● Exercise requirements: Extract each line bearing the word "Cluster".

** START Records for this task **

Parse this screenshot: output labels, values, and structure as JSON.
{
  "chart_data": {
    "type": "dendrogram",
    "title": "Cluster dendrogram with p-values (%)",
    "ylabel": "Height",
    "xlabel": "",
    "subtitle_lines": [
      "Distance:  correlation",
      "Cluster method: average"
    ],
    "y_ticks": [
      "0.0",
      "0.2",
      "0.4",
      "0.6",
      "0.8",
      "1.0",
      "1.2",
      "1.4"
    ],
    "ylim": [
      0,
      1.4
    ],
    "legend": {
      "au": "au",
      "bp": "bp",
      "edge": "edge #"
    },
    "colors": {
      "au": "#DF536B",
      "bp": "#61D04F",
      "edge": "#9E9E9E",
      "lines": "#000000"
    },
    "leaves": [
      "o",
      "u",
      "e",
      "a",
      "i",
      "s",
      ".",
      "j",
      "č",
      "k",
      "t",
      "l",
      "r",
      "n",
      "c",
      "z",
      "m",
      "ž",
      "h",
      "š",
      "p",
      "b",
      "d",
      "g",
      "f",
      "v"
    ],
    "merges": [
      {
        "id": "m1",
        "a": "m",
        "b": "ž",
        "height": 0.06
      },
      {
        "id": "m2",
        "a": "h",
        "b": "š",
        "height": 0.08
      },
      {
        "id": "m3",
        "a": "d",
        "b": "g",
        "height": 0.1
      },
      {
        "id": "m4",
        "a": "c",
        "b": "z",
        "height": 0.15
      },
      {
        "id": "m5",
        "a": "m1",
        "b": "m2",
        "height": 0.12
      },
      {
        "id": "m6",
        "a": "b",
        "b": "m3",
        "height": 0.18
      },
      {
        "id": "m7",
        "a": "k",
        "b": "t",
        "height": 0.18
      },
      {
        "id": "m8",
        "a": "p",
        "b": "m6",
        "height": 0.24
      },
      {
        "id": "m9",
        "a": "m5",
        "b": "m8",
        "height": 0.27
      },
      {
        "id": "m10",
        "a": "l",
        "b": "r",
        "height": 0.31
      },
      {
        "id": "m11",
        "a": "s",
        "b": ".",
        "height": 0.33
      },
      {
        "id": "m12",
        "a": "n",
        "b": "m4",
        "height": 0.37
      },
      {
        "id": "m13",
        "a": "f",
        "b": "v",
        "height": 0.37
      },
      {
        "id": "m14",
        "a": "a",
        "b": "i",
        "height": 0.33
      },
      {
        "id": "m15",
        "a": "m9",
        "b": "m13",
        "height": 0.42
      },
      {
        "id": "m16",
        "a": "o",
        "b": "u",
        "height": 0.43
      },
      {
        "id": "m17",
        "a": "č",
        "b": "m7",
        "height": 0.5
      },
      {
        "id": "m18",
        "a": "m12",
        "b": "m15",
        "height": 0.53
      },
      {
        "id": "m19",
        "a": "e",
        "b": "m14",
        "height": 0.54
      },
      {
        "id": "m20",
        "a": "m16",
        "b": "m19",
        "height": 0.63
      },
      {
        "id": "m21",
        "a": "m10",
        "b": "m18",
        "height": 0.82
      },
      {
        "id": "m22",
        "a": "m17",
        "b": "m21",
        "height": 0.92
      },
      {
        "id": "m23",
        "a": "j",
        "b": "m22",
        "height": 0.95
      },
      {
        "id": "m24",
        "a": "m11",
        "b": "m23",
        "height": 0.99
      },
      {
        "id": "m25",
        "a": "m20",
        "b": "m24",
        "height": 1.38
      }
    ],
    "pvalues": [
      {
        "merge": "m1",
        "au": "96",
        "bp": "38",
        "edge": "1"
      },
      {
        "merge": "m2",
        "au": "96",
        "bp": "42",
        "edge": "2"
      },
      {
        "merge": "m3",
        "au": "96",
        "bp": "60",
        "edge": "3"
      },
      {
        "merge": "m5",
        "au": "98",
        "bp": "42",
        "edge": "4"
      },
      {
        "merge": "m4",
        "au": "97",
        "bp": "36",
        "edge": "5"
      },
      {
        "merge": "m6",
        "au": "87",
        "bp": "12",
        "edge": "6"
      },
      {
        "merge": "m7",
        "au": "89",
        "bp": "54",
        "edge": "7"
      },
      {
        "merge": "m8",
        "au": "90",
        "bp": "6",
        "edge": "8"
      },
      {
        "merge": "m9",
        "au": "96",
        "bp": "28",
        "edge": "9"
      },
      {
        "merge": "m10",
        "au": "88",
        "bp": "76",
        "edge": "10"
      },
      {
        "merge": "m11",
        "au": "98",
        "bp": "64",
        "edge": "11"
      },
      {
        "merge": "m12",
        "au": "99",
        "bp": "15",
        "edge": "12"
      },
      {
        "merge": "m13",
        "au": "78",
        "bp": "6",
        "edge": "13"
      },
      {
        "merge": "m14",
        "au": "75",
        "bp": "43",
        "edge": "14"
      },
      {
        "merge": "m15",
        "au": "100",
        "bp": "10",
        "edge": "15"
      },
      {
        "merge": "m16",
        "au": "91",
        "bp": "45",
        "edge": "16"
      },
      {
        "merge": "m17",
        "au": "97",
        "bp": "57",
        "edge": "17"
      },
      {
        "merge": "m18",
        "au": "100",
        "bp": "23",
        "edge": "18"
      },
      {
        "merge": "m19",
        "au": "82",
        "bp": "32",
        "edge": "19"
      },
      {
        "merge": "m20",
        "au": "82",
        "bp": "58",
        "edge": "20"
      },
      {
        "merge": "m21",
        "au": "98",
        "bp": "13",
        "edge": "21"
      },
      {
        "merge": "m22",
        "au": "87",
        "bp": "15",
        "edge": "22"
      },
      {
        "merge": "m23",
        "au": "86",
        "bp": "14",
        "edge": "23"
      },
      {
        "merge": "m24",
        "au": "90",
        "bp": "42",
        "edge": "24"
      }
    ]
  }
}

** END Records for this task **

● Result of this exercise:
    "title": "Cluster dendrogram with p-values (%)",
      "Cluster method: average"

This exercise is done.